Wherever the word "maxDepth" appears in a line, extract that line.
## Begin The records
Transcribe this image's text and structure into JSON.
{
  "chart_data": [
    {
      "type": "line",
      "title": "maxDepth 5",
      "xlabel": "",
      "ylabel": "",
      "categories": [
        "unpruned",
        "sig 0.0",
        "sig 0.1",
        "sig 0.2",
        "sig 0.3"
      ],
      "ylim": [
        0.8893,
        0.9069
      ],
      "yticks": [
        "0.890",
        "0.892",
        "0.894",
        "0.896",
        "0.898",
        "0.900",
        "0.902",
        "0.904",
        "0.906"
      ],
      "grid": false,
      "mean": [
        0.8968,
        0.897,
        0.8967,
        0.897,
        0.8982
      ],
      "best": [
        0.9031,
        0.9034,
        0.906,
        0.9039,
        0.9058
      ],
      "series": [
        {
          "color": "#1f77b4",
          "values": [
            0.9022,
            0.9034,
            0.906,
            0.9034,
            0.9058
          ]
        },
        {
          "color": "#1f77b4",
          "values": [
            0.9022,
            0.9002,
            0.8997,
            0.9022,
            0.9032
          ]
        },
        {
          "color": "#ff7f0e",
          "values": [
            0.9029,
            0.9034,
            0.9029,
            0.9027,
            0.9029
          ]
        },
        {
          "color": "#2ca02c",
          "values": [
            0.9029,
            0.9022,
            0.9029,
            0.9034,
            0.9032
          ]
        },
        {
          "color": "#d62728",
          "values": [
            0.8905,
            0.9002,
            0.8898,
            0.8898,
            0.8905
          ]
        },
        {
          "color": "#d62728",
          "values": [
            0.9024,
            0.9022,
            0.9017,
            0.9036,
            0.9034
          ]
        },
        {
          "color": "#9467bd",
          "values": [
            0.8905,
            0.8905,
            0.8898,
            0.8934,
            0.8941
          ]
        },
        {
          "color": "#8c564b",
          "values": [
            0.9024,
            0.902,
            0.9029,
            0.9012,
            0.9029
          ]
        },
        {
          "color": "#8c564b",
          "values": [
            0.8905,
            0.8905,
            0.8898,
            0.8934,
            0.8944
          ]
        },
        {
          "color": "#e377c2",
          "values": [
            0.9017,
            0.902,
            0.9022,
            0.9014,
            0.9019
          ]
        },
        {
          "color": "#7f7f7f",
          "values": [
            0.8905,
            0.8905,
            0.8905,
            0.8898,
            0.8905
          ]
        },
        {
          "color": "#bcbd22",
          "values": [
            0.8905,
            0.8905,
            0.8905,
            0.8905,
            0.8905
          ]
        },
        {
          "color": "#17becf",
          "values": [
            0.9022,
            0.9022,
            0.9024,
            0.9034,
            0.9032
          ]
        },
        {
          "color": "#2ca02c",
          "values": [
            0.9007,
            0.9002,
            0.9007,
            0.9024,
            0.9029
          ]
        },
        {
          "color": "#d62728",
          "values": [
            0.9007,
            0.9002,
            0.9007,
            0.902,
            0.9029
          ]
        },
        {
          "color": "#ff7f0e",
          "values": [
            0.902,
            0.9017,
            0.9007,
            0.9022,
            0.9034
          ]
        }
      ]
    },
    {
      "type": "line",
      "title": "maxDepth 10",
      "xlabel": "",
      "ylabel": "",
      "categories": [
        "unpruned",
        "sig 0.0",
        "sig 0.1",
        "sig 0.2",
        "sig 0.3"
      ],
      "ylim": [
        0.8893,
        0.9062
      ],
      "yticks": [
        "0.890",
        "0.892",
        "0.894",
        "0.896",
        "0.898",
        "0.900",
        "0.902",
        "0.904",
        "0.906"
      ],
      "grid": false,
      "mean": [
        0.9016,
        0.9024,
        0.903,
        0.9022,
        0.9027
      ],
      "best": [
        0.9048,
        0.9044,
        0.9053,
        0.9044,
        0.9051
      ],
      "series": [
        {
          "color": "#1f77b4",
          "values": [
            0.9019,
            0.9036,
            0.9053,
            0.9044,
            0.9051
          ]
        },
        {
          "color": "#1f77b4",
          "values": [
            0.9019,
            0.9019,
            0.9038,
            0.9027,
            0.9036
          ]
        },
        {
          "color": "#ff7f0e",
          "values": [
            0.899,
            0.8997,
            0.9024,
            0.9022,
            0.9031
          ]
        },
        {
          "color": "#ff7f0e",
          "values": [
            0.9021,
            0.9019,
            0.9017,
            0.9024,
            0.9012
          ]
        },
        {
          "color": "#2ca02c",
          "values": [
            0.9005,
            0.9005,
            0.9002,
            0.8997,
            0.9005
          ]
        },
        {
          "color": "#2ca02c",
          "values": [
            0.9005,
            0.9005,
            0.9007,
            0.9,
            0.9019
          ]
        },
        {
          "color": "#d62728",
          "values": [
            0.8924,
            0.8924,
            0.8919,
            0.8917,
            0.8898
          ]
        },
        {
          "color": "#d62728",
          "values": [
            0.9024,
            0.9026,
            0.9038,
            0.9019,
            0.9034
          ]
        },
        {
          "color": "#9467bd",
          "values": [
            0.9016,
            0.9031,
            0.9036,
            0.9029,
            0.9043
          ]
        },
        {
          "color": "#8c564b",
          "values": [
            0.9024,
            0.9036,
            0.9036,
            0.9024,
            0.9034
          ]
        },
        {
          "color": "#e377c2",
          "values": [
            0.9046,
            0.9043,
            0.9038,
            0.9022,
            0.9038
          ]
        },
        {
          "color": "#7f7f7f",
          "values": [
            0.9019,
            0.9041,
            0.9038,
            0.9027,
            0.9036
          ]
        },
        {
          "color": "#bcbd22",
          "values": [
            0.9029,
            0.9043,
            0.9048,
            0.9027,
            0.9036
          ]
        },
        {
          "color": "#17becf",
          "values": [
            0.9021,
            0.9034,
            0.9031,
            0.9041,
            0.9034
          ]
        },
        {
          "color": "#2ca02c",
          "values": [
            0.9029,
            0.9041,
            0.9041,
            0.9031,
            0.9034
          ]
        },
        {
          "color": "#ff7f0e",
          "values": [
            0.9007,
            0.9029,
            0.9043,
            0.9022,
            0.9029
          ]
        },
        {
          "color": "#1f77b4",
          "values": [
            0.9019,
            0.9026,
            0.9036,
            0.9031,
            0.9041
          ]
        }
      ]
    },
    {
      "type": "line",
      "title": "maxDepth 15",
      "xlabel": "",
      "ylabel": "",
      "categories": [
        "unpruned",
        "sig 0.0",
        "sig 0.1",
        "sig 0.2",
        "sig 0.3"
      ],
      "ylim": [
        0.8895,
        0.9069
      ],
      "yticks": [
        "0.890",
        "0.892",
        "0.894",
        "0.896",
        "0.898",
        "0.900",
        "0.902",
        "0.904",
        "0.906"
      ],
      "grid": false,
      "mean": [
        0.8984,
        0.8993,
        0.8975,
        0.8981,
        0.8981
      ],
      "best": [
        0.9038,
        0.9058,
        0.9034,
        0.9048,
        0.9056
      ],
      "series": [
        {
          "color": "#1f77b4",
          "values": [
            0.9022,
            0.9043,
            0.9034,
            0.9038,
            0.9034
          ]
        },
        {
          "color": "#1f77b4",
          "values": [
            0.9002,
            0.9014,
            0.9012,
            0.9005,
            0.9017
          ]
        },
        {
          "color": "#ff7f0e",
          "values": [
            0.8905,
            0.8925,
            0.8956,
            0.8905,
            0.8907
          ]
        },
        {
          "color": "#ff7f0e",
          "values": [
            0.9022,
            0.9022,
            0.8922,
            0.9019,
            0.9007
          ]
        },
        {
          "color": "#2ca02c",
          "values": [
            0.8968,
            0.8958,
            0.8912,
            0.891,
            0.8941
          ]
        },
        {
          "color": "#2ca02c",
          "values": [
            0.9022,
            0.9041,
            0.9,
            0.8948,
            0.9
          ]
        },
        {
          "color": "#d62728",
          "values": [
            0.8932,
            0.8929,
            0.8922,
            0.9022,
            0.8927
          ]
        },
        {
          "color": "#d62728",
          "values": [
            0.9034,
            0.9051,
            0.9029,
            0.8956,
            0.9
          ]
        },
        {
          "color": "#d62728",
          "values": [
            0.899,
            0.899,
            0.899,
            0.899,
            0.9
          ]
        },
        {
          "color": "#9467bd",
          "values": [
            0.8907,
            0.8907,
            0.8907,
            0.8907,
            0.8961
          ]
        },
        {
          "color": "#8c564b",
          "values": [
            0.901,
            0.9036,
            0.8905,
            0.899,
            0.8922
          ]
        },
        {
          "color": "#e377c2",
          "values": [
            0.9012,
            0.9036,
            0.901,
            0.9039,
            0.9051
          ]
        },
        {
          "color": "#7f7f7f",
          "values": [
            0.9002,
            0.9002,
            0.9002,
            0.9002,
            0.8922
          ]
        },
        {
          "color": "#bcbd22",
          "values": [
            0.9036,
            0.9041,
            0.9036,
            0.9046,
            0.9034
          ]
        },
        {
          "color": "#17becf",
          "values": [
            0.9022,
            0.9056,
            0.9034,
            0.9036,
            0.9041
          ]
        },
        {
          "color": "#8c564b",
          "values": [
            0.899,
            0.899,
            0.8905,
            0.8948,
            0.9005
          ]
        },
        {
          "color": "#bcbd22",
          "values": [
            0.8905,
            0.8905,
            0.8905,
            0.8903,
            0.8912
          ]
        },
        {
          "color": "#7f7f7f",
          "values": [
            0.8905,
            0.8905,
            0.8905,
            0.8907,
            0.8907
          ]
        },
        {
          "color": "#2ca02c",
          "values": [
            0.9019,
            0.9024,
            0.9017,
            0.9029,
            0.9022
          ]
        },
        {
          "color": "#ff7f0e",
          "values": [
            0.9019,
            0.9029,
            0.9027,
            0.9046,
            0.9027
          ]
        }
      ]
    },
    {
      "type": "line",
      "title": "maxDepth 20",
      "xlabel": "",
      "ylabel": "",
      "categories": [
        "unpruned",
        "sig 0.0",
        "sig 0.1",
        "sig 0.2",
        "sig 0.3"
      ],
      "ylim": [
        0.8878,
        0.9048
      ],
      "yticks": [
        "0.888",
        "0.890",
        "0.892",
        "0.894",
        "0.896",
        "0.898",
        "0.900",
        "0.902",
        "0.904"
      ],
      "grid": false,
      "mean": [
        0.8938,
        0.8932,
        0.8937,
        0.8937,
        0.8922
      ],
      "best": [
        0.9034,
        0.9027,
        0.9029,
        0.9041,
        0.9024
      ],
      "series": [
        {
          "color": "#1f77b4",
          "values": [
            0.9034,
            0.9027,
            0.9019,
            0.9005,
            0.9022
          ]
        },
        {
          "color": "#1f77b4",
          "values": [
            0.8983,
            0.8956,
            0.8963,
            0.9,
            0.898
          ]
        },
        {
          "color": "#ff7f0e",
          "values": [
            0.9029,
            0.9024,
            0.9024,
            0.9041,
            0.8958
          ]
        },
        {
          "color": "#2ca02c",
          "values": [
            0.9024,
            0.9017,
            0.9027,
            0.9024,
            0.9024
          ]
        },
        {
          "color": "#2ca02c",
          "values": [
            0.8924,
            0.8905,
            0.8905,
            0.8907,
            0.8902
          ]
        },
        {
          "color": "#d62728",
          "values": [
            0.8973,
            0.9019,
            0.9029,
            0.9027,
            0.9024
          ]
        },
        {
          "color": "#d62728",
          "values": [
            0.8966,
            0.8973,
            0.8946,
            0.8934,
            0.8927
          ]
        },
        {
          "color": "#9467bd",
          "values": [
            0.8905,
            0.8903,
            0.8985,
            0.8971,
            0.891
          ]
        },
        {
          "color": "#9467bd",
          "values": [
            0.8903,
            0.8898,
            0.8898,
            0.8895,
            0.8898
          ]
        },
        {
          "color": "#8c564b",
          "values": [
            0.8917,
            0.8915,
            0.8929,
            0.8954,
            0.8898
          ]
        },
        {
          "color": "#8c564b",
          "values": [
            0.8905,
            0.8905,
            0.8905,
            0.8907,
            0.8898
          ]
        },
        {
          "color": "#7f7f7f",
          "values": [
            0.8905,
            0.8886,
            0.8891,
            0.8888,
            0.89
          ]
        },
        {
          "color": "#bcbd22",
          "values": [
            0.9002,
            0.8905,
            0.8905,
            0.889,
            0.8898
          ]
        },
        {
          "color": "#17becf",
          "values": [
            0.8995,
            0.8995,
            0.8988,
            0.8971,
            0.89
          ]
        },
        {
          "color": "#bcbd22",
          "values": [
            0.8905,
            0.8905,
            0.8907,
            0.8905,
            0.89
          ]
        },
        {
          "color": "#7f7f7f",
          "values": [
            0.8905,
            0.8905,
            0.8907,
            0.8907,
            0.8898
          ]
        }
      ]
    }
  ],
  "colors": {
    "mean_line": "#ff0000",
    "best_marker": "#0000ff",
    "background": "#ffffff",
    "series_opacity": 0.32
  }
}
## End The records
• Answer to this exercise:
      "title": "maxDepth 5",
      "title": "maxDepth 10",
      "title": "maxDepth 15",
      "title": "maxDepth 20",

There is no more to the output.